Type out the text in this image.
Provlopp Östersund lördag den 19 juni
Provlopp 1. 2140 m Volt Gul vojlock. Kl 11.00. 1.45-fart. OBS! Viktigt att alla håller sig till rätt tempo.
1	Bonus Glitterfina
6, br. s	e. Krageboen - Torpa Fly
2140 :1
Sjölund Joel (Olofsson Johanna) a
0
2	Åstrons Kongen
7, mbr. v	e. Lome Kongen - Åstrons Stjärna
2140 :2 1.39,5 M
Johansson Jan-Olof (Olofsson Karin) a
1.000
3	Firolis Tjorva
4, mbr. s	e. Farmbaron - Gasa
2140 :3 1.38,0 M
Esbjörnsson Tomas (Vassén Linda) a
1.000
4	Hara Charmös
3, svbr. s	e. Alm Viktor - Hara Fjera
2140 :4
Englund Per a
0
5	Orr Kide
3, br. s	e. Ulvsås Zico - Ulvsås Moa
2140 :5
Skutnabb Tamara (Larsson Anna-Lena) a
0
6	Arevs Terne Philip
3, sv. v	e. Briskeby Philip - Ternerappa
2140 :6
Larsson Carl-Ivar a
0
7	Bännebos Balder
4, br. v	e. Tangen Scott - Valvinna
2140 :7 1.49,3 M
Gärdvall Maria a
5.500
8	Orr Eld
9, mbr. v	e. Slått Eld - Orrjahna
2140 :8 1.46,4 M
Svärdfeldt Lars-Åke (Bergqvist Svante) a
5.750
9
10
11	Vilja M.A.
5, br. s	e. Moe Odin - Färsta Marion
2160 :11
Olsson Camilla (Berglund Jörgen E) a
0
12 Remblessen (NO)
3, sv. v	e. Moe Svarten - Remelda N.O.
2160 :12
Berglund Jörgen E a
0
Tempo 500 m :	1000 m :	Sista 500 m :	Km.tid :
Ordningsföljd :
# # # # # # #
Copy each record from above without leaving any out.

**SOLUTION TO THIS TASK:**
Type out the text in this image.
Provlopp Östersund lördag den 19 juni
Provlopp 1. 2140 m Volt Gul vojlock. Kl 11.00. 1.45-fart. OBS! Viktigt att alla håller sig till rätt tempo.
1	Bonus Glitterfina
6, br. s	e. Krageboen - Torpa Fly
2140 :1
Sjölund Joel (Olofsson Johanna) a
0
2	Åstrons Kongen
7, mbr. v	e. Lome Kongen - Åstrons Stjärna
2140 :2 1.39,5 M
Johansson Jan-Olof (Olofsson Karin) a
1.000
3	Firolis Tjorva
4, mbr. s	e. Farmbaron - Gasa
2140 :3 1.38,0 M
Esbjörnsson Tomas (Vassén Linda) a
1.000
4	Hara Charmös
3, svbr. s	e. Alm Viktor - Hara Fjera
2140 :4
Englund Per a
0
5	Orr Kide
3, br. s	e. Ulvsås Zico - Ulvsås Moa
2140 :5
Skutnabb Tamara (Larsson Anna-Lena) a
0
6	Arevs Terne Philip
3, sv. v	e. Briskeby Philip - Ternerappa
2140 :6
Larsson Carl-Ivar a
0
7	Bännebos Balder
4, br. v	e. Tangen Scott - Valvinna
2140 :7 1.49,3 M
Gärdvall Maria a
5.500
8	Orr Eld
9, mbr. v	e. Slått Eld - Orrjahna
2140 :8 1.46,4 M
Svärdfeldt Lars-Åke (Bergqvist Svante) a
5.750
9
10
11	Vilja M.A.
5, br. s	e. Moe Odin - Färsta Marion
2160 :11
Olsson Camilla (Berglund Jörgen E) a
0
12 Remblessen (NO)
3, sv. v	e. Moe Svarten - Remelda N.O.
2160 :12
Berglund Jörgen E a
0
Tempo 500 m :	1000 m :	Sista 500 m :	Km.tid :
Ordningsföljd :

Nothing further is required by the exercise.